The request:
Which lines in the material below contain the word "xlabel"? Copy each of them.

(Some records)
= = =

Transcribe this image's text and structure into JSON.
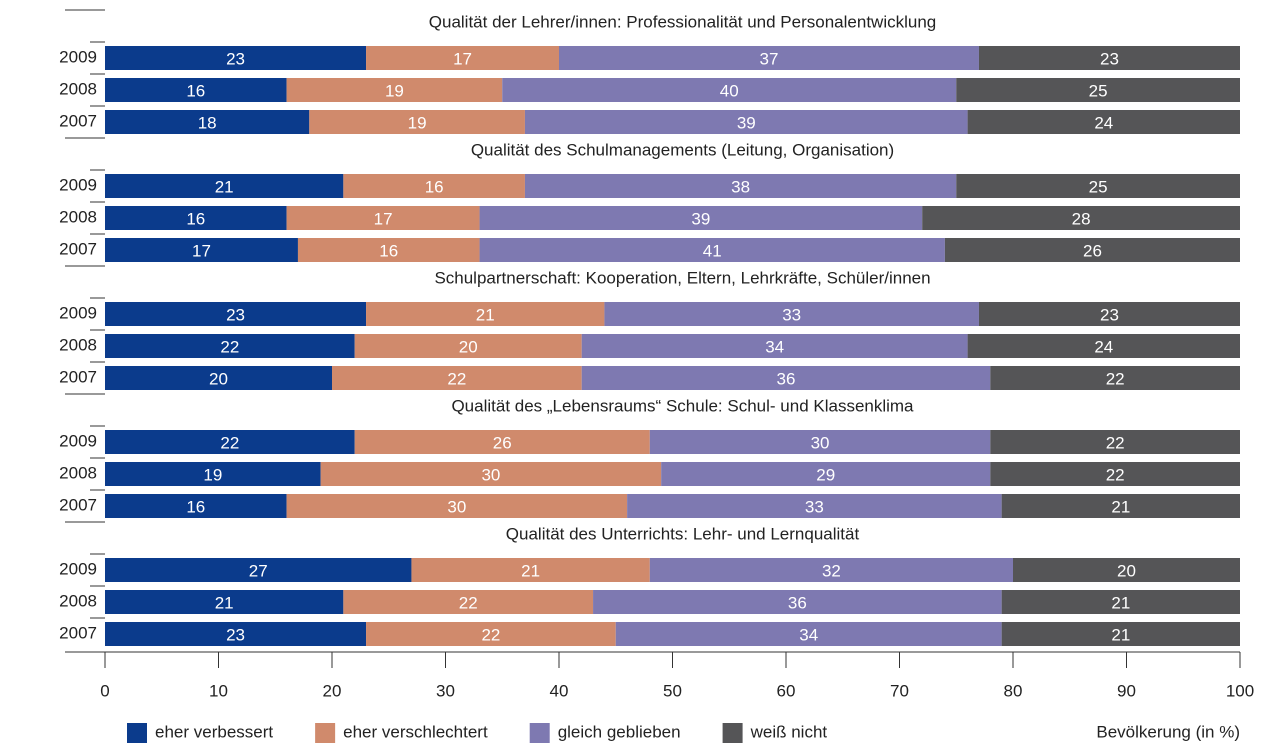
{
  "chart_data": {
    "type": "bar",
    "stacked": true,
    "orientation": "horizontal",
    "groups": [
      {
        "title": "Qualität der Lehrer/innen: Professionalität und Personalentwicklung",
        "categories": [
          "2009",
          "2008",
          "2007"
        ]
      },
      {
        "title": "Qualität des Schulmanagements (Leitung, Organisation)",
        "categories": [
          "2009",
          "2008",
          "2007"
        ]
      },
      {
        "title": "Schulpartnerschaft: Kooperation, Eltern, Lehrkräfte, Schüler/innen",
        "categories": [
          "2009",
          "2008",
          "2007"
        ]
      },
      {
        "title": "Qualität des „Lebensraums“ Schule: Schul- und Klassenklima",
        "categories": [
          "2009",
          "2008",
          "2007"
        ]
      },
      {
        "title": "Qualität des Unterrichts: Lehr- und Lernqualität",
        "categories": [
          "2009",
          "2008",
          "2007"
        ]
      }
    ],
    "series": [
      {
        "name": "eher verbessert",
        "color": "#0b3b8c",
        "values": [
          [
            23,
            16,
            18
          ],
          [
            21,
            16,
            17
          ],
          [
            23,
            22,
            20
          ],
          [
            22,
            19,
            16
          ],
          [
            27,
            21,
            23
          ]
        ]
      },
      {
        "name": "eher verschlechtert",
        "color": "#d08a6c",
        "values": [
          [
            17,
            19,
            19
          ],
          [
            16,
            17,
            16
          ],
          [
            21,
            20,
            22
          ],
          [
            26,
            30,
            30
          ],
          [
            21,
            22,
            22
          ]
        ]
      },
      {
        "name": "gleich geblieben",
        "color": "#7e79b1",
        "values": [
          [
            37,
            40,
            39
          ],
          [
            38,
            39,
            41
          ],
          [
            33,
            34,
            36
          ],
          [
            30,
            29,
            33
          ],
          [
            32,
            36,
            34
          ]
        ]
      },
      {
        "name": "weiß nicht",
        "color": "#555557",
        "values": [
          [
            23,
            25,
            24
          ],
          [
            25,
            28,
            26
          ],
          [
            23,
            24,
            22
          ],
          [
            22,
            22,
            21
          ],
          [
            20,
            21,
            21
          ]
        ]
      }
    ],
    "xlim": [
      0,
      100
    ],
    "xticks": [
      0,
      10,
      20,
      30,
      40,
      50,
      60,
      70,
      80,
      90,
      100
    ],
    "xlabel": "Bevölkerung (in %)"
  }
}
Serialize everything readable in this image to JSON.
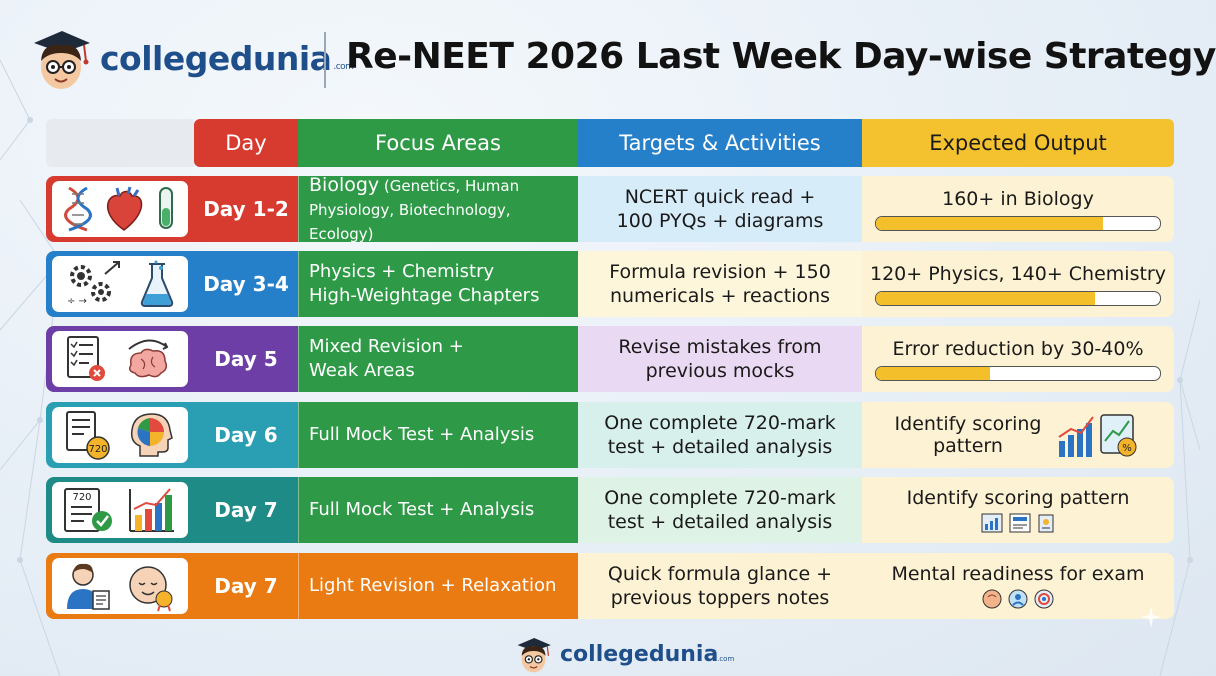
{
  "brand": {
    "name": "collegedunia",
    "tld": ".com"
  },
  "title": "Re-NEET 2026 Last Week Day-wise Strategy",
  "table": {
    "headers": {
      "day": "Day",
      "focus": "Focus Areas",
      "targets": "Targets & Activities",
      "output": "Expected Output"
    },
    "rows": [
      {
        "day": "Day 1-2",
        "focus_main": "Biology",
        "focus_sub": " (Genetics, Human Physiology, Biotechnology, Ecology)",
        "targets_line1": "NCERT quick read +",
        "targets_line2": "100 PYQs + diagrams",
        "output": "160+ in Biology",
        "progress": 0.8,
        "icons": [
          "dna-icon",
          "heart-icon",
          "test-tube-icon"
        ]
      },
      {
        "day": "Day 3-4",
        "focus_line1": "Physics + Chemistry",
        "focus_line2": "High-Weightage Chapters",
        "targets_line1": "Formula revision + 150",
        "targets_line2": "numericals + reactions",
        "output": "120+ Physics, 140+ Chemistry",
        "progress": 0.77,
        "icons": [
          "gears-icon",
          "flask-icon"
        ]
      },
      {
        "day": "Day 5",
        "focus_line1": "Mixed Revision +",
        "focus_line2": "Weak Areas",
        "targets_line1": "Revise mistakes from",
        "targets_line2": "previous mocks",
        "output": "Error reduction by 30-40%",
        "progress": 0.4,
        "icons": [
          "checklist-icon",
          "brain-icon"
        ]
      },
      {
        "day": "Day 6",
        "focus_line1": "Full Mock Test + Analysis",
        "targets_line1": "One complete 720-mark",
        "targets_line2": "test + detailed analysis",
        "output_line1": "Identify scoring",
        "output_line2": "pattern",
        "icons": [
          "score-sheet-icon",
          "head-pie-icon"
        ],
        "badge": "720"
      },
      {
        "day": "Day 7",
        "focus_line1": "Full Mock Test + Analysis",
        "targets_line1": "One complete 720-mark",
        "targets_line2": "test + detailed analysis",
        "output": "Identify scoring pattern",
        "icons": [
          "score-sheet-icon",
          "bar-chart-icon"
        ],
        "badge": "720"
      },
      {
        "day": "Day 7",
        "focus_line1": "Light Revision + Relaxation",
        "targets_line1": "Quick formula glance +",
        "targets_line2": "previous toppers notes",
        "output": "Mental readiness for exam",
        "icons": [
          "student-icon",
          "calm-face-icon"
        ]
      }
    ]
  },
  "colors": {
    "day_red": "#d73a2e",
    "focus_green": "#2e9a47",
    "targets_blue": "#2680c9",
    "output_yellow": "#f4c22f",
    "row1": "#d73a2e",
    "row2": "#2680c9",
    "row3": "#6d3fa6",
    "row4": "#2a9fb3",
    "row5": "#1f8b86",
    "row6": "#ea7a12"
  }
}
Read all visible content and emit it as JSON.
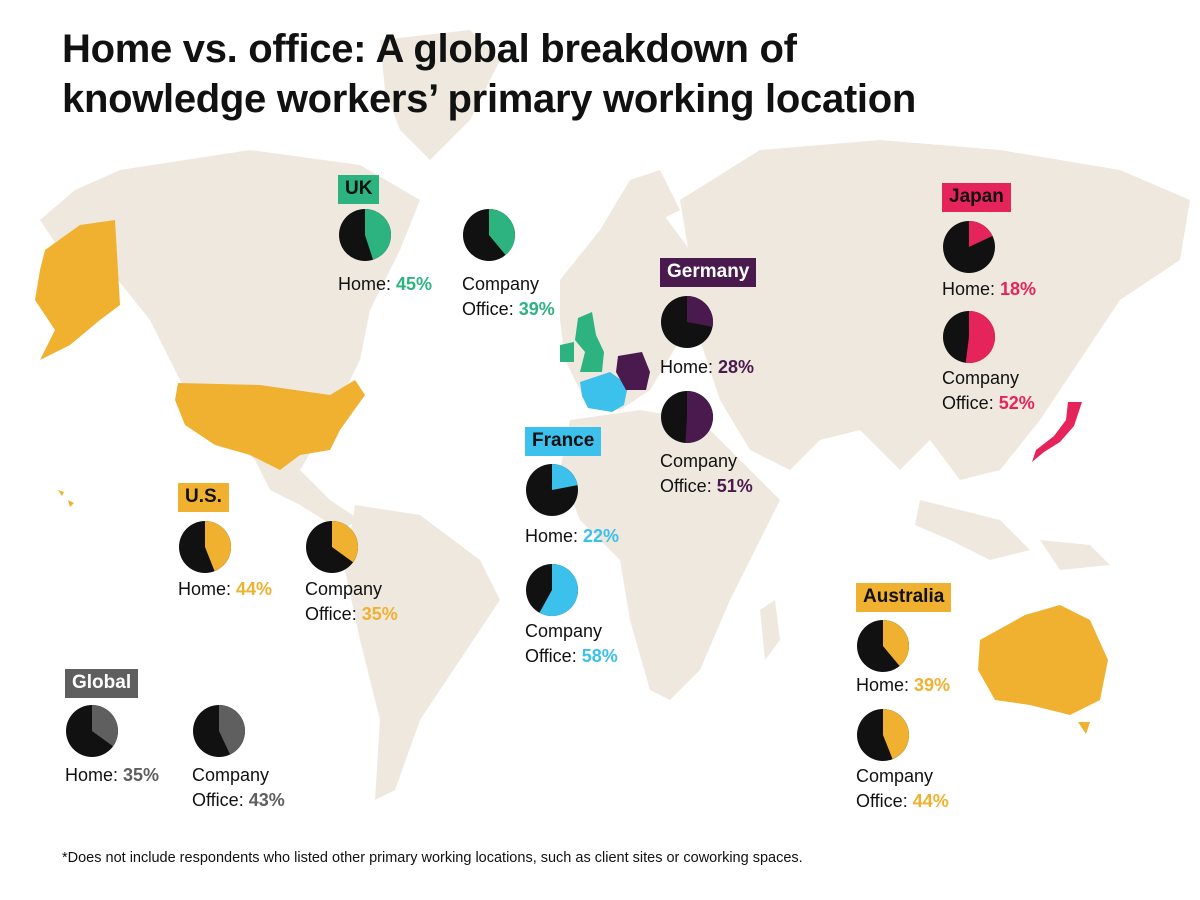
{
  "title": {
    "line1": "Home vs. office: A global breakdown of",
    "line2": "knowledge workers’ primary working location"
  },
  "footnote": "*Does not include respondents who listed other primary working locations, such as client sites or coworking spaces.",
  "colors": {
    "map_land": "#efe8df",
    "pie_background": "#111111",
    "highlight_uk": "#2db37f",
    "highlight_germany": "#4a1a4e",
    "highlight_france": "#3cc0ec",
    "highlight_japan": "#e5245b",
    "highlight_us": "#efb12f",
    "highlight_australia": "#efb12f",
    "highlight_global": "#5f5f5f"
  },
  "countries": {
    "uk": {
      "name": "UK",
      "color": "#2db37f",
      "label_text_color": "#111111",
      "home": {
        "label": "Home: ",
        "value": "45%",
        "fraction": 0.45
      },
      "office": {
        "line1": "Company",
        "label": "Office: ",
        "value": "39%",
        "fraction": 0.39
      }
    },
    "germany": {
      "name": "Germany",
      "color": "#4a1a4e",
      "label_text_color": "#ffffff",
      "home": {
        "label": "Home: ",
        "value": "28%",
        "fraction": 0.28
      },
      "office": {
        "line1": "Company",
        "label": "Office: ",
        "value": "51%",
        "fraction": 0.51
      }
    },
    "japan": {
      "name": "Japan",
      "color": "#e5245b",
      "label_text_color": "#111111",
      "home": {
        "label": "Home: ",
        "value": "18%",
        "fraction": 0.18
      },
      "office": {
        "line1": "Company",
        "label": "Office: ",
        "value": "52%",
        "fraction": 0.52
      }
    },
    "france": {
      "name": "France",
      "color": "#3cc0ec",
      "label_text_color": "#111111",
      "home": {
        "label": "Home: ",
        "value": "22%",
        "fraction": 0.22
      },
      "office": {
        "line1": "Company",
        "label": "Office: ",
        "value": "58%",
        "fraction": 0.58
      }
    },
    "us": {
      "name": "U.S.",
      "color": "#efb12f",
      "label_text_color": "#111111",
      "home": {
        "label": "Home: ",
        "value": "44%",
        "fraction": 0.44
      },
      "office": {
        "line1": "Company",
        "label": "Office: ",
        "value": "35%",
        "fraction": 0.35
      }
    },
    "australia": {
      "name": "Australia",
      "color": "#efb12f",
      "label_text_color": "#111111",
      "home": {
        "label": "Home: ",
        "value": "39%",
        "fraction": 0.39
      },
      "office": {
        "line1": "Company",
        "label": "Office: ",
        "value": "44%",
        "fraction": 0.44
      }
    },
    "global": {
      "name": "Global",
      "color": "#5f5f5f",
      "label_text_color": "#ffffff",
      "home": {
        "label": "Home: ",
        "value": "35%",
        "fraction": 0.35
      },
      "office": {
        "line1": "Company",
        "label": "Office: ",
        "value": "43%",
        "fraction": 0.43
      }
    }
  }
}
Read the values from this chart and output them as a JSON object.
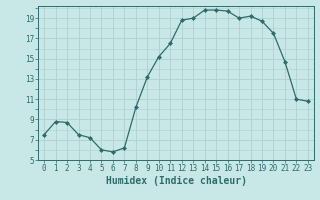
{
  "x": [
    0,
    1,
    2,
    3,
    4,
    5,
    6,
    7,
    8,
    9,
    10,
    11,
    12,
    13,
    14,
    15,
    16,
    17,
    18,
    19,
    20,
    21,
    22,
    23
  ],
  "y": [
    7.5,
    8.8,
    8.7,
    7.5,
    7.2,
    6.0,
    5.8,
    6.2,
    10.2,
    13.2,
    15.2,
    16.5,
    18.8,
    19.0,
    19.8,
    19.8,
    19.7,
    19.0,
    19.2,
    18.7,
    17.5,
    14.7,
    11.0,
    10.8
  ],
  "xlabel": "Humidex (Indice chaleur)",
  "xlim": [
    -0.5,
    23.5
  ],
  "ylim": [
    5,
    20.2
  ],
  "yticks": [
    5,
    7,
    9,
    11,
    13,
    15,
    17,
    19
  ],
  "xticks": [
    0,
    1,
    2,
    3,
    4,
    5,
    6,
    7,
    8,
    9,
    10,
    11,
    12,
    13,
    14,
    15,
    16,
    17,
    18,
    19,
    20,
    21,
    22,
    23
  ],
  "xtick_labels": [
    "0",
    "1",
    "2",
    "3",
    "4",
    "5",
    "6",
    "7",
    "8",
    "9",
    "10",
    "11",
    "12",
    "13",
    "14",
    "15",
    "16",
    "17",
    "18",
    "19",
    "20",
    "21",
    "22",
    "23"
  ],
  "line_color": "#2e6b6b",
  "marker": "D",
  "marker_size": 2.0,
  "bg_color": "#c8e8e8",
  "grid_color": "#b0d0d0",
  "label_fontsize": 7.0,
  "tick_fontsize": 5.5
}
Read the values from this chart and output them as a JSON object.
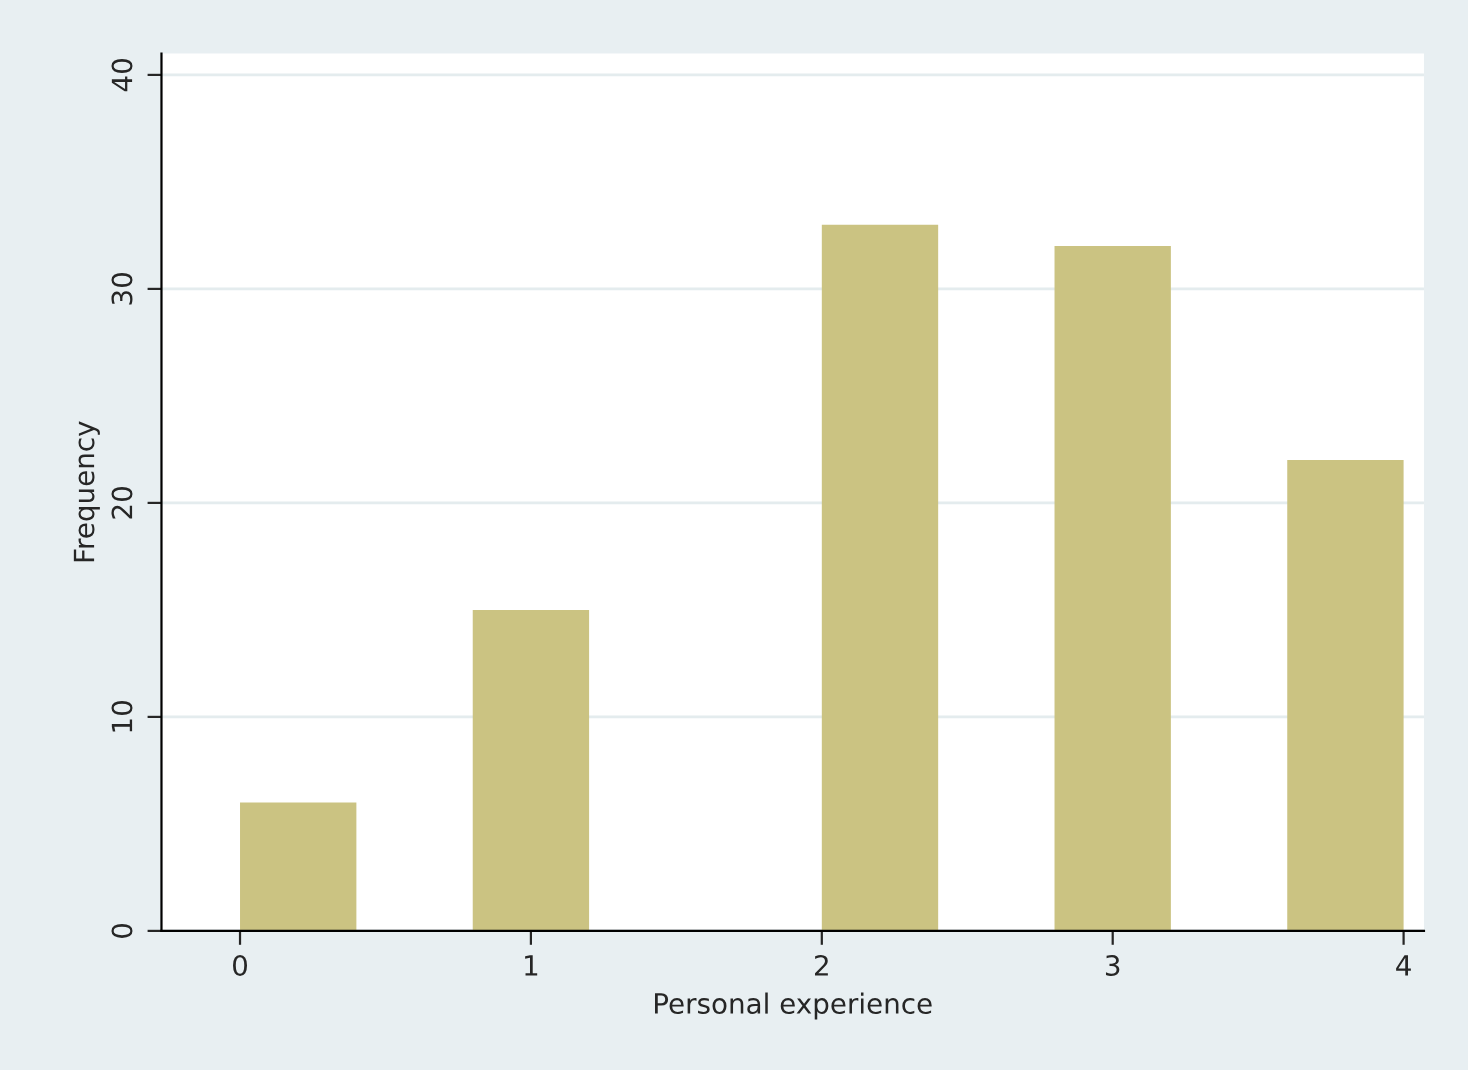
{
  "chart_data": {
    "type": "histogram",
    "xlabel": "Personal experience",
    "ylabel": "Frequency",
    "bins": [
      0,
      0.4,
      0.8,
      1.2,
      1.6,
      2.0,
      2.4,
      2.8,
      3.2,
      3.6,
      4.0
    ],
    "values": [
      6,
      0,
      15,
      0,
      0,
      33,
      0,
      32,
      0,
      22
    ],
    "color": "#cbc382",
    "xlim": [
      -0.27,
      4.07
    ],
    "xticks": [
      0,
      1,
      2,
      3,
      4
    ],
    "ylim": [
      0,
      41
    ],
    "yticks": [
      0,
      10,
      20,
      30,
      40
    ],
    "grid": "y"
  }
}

= = =

Response:
    "xlabel": "Bevölkerung (in %)"
  "xlabel": "Humidex (Indice chaleur)",
    "xlabel": "Personal experience",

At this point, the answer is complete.